→ Tasks to perform:
1 – Answer these from the report on the CIA's use of music in interrogations:
(a) Which two songs does the report say were both released in 2002?
(b) Besides Guantanamo Bay, which two other 'black sites' does it name?
(c) What does the abbreviation SERE stand for?
2 – Echo the report on the CIA's use of music in interrogations word for word, starting with "Techniques used included: sleep, food, water" and going on through "to resist interrogation.".

CIA used Red Hot Chili Peppers songs to ‘torture’ terror suspects

DM
Washington-The contents of a leaked classified report which lists interrogation methods used by the CIA has revealed that Red Hot Chili Peppers’ songs were played to terrorism suspects in a bid to extract information.
Two officials from the Senate Intelligence Committee have leaked the details of the classified report which allegedly shows that terrorism targets were secretly held and interrogated at Guantanamo Bay’s Camp Echo. The suspects at Camp Echo before being flown to Morocco and then back to Guantanamo.
A former interrogator told the Qatari broadcaster that the music used was songs by the Red Hot Chili Peppers. Hits by the band include Californication and Can’t Stop.
Songs By the Way and Can’t Stop were both released in 2002 - the year Abu Zubayadah alleges he was held.
Suspects were also held at other ‘black sites’ including on US military base Diego Garcia island in the Indian Ocean as well as an alleged site in Poland.
The sources, who spoke on condition of anonymity, told Al Jazeera that the methods, known as survival evasion resistance escape techniques (SERE), were an imitation of communist regime torture methods.
Techniques used included: sleep, food, water and medical deprivation as well as a ‘use of threats’.
The process aims to weaken the person’s ability to resist interrogation.

[Page layout parsing data]

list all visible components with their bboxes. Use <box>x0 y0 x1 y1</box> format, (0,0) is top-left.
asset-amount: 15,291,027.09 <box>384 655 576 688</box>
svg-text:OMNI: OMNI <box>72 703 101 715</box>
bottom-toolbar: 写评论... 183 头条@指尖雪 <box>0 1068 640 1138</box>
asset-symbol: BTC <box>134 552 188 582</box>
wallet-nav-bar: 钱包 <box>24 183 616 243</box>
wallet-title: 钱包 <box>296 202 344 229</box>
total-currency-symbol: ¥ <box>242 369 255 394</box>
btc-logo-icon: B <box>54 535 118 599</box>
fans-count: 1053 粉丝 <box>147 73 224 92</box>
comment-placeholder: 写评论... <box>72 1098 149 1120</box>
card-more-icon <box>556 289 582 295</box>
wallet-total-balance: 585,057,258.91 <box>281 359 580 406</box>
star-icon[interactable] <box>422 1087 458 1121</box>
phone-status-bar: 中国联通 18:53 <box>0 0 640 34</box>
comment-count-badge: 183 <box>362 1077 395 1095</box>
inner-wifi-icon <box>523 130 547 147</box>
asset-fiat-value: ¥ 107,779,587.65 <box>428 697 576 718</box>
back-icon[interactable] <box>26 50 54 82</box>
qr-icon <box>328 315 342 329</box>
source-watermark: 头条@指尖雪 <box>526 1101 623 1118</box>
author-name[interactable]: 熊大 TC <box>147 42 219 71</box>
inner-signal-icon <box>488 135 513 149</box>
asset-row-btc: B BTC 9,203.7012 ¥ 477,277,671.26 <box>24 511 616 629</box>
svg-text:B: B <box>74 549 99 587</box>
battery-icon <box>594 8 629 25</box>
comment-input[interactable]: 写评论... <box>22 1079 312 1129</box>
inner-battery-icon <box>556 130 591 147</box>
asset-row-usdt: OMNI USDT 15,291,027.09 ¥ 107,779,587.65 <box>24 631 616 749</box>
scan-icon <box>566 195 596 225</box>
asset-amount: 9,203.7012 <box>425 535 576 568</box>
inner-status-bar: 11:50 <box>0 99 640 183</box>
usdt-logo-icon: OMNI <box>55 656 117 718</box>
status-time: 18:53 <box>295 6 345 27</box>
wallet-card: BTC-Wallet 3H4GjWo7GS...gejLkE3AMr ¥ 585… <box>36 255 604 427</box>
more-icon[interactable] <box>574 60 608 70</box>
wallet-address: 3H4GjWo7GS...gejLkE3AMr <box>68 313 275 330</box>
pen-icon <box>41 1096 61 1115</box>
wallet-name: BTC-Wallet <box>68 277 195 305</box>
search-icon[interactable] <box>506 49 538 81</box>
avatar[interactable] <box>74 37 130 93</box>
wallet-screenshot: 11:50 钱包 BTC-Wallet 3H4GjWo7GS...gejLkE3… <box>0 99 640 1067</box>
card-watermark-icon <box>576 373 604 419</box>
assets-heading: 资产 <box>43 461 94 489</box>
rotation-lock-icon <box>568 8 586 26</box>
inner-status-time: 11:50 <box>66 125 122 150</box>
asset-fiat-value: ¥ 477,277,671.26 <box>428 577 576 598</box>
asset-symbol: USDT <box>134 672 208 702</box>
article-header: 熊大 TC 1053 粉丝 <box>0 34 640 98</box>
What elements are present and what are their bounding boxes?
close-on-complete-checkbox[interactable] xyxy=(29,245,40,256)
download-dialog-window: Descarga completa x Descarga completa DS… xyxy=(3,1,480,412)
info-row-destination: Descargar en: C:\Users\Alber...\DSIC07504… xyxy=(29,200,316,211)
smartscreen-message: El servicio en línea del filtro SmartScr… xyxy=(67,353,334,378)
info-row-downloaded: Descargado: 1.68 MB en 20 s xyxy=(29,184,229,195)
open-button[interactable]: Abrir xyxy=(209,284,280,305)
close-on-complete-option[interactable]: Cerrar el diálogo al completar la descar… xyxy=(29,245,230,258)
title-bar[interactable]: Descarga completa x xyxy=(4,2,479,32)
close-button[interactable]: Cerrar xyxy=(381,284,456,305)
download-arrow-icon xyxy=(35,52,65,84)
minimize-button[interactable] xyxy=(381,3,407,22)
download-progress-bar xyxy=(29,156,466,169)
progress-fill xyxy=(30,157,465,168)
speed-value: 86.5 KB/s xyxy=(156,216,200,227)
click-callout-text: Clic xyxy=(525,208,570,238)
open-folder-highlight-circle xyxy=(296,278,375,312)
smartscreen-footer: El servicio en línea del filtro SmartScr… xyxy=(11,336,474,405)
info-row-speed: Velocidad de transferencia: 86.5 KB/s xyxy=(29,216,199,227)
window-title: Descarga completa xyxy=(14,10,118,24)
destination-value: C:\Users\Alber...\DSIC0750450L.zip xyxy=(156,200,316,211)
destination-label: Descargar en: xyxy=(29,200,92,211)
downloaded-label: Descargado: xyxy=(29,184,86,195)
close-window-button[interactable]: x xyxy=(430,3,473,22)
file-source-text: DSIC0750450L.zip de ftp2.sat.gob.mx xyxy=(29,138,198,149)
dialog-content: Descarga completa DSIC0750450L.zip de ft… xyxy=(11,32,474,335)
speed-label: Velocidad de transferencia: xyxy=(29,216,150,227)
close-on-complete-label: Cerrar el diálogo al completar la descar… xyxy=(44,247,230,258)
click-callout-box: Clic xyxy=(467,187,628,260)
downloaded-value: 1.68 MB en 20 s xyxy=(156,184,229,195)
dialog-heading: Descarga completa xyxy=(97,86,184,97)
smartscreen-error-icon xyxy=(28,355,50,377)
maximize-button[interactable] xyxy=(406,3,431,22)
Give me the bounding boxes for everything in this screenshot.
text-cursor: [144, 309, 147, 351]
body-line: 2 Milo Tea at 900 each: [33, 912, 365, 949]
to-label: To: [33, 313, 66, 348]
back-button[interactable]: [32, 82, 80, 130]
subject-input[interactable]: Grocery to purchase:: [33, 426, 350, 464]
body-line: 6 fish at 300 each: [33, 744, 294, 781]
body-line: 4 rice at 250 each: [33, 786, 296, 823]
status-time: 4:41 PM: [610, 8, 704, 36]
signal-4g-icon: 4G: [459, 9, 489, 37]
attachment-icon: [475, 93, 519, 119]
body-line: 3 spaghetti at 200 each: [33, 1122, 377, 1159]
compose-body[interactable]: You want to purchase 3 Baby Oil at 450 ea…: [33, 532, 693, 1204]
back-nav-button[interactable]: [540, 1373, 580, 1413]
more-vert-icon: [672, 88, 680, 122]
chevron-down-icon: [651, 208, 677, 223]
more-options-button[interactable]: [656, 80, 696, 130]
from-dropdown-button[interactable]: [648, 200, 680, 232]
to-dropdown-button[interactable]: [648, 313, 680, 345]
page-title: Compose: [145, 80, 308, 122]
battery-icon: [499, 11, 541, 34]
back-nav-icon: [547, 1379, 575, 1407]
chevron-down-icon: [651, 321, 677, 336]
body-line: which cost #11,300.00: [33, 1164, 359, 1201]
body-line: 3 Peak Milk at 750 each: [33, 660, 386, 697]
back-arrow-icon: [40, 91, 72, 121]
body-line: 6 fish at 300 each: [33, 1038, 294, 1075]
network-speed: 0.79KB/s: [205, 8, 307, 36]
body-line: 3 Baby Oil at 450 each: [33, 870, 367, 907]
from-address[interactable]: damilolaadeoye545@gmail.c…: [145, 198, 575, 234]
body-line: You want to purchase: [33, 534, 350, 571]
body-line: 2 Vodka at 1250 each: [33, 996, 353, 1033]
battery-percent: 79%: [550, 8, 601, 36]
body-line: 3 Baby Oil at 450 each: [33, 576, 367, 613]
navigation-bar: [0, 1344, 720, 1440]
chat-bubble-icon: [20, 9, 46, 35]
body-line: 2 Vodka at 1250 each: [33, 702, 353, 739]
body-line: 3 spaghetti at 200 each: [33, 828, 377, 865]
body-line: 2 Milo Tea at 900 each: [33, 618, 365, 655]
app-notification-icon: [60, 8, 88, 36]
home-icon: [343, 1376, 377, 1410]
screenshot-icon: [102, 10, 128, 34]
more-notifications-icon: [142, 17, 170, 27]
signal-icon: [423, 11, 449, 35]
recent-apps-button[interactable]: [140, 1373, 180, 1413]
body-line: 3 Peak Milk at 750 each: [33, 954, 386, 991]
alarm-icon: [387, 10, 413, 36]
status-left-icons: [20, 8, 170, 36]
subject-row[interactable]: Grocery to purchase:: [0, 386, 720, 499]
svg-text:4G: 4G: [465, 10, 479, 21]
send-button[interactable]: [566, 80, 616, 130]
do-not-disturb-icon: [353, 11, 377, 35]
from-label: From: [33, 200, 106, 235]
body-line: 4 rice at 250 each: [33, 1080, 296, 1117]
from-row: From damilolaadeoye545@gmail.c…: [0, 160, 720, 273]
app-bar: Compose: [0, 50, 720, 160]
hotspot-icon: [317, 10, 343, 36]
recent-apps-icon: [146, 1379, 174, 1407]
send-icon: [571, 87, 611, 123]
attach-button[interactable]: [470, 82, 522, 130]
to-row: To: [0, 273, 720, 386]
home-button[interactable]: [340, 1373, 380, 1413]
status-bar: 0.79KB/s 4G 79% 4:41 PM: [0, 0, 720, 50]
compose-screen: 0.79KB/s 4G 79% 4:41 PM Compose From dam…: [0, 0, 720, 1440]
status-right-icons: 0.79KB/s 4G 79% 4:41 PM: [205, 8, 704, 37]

→ Responses by task:
1 –
(a) By the Way and Can't Stop.
(b) The US military base on Diego Garcia island in the Indian Ocean, and an alleged site in Poland.
(c) Survival evasion resistance escape.

2 –
Techniques used included: sleep, food, water and medical deprivation as well as a ‘use of threats’.
The process aims to weaken the person’s ability to resist interrogation.